— Start of TASK INPUT —
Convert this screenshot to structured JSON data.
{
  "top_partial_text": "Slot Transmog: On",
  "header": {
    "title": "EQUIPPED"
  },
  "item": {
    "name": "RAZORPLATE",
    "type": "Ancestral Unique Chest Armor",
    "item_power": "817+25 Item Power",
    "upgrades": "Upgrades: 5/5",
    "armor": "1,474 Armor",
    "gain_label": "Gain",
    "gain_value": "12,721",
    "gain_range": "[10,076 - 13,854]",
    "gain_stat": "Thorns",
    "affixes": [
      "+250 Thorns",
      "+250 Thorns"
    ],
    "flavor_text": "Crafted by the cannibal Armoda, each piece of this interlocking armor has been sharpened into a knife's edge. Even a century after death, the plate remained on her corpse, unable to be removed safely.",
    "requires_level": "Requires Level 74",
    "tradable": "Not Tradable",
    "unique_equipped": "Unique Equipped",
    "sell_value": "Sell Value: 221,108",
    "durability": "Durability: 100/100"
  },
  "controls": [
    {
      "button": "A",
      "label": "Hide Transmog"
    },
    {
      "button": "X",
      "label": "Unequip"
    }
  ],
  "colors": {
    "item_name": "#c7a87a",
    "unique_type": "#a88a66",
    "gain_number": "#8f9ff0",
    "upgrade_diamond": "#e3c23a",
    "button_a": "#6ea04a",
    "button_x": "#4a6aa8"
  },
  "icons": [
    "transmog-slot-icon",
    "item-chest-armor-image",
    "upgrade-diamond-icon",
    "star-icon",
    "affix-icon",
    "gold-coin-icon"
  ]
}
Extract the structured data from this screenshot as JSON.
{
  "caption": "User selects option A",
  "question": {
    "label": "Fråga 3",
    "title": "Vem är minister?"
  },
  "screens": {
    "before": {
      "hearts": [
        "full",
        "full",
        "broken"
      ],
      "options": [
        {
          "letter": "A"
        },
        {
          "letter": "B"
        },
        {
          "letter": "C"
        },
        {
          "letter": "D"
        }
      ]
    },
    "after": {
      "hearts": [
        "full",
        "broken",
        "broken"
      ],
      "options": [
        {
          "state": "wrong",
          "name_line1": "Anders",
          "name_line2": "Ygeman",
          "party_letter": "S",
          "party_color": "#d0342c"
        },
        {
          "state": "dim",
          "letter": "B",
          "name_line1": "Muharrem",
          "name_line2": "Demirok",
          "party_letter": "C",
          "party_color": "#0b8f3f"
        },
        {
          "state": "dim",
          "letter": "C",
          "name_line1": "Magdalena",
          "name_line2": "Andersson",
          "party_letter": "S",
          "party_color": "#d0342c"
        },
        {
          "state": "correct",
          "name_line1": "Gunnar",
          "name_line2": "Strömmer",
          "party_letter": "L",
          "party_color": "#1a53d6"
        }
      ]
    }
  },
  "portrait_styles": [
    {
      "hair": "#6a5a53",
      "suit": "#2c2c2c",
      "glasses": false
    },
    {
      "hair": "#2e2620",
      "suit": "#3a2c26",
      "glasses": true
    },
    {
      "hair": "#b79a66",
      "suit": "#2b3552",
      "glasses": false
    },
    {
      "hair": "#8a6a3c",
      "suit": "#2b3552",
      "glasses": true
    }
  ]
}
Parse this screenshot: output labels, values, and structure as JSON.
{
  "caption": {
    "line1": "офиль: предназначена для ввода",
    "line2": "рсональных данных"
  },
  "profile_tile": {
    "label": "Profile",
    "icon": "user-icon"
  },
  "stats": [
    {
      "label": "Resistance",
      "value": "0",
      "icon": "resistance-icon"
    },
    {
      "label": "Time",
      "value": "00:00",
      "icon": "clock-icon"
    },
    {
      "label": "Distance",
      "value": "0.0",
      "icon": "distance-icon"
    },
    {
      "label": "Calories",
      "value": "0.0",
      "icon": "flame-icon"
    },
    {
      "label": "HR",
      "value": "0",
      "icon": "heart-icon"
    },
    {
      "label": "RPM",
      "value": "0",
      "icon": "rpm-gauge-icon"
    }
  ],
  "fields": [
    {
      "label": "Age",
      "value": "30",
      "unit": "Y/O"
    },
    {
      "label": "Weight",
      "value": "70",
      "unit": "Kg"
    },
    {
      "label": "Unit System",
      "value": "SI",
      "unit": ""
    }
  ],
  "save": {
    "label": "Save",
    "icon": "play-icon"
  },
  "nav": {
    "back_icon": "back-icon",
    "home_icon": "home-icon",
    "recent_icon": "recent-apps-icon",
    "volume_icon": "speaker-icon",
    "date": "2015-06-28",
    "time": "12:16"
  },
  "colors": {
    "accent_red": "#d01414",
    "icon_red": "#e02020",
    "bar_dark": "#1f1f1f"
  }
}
— End of TASK INPUT —
WHAT YOU ARE ASKED TO DO =>
Reproduce all data above, unchanged.

ANSWER TO THE EXERCISE =>
Convert this screenshot to structured JSON data.
{
  "top_partial_text": "Slot Transmog: On",
  "header": {
    "title": "EQUIPPED"
  },
  "item": {
    "name": "RAZORPLATE",
    "type": "Ancestral Unique Chest Armor",
    "item_power": "817+25 Item Power",
    "upgrades": "Upgrades: 5/5",
    "armor": "1,474 Armor",
    "gain_label": "Gain",
    "gain_value": "12,721",
    "gain_range": "[10,076 - 13,854]",
    "gain_stat": "Thorns",
    "affixes": [
      "+250 Thorns",
      "+250 Thorns"
    ],
    "flavor_text": "Crafted by the cannibal Armoda, each piece of this interlocking armor has been sharpened into a knife's edge. Even a century after death, the plate remained on her corpse, unable to be removed safely.",
    "requires_level": "Requires Level 74",
    "tradable": "Not Tradable",
    "unique_equipped": "Unique Equipped",
    "sell_value": "Sell Value: 221,108",
    "durability": "Durability: 100/100"
  },
  "controls": [
    {
      "button": "A",
      "label": "Hide Transmog"
    },
    {
      "button": "X",
      "label": "Unequip"
    }
  ],
  "colors": {
    "item_name": "#c7a87a",
    "unique_type": "#a88a66",
    "gain_number": "#8f9ff0",
    "upgrade_diamond": "#e3c23a",
    "button_a": "#6ea04a",
    "button_x": "#4a6aa8"
  },
  "icons": [
    "transmog-slot-icon",
    "item-chest-armor-image",
    "upgrade-diamond-icon",
    "star-icon",
    "affix-icon",
    "gold-coin-icon"
  ]
}
Extract the structured data from this screenshot as JSON.
{
  "caption": "User selects option A",
  "question": {
    "label": "Fråga 3",
    "title": "Vem är minister?"
  },
  "screens": {
    "before": {
      "hearts": [
        "full",
        "full",
        "broken"
      ],
      "options": [
        {
          "letter": "A"
        },
        {
          "letter": "B"
        },
        {
          "letter": "C"
        },
        {
          "letter": "D"
        }
      ]
    },
    "after": {
      "hearts": [
        "full",
        "broken",
        "broken"
      ],
      "options": [
        {
          "state": "wrong",
          "name_line1": "Anders",
          "name_line2": "Ygeman",
          "party_letter": "S",
          "party_color": "#d0342c"
        },
        {
          "state": "dim",
          "letter": "B",
          "name_line1": "Muharrem",
          "name_line2": "Demirok",
          "party_letter": "C",
          "party_color": "#0b8f3f"
        },
        {
          "state": "dim",
          "letter": "C",
          "name_line1": "Magdalena",
          "name_line2": "Andersson",
          "party_letter": "S",
          "party_color": "#d0342c"
        },
        {
          "state": "correct",
          "name_line1": "Gunnar",
          "name_line2": "Strömmer",
          "party_letter": "L",
          "party_color": "#1a53d6"
        }
      ]
    }
  },
  "portrait_styles": [
    {
      "hair": "#6a5a53",
      "suit": "#2c2c2c",
      "glasses": false
    },
    {
      "hair": "#2e2620",
      "suit": "#3a2c26",
      "glasses": true
    },
    {
      "hair": "#b79a66",
      "suit": "#2b3552",
      "glasses": false
    },
    {
      "hair": "#8a6a3c",
      "suit": "#2b3552",
      "glasses": true
    }
  ]
}
Parse this screenshot: output labels, values, and structure as JSON.
{
  "caption": {
    "line1": "офиль: предназначена для ввода",
    "line2": "рсональных данных"
  },
  "profile_tile": {
    "label": "Profile",
    "icon": "user-icon"
  },
  "stats": [
    {
      "label": "Resistance",
      "value": "0",
      "icon": "resistance-icon"
    },
    {
      "label": "Time",
      "value": "00:00",
      "icon": "clock-icon"
    },
    {
      "label": "Distance",
      "value": "0.0",
      "icon": "distance-icon"
    },
    {
      "label": "Calories",
      "value": "0.0",
      "icon": "flame-icon"
    },
    {
      "label": "HR",
      "value": "0",
      "icon": "heart-icon"
    },
    {
      "label": "RPM",
      "value": "0",
      "icon": "rpm-gauge-icon"
    }
  ],
  "fields": [
    {
      "label": "Age",
      "value": "30",
      "unit": "Y/O"
    },
    {
      "label": "Weight",
      "value": "70",
      "unit": "Kg"
    },
    {
      "label": "Unit System",
      "value": "SI",
      "unit": ""
    }
  ],
  "save": {
    "label": "Save",
    "icon": "play-icon"
  },
  "nav": {
    "back_icon": "back-icon",
    "home_icon": "home-icon",
    "recent_icon": "recent-apps-icon",
    "volume_icon": "speaker-icon",
    "date": "2015-06-28",
    "time": "12:16"
  },
  "colors": {
    "accent_red": "#d01414",
    "icon_red": "#e02020",
    "bar_dark": "#1f1f1f"
  }
}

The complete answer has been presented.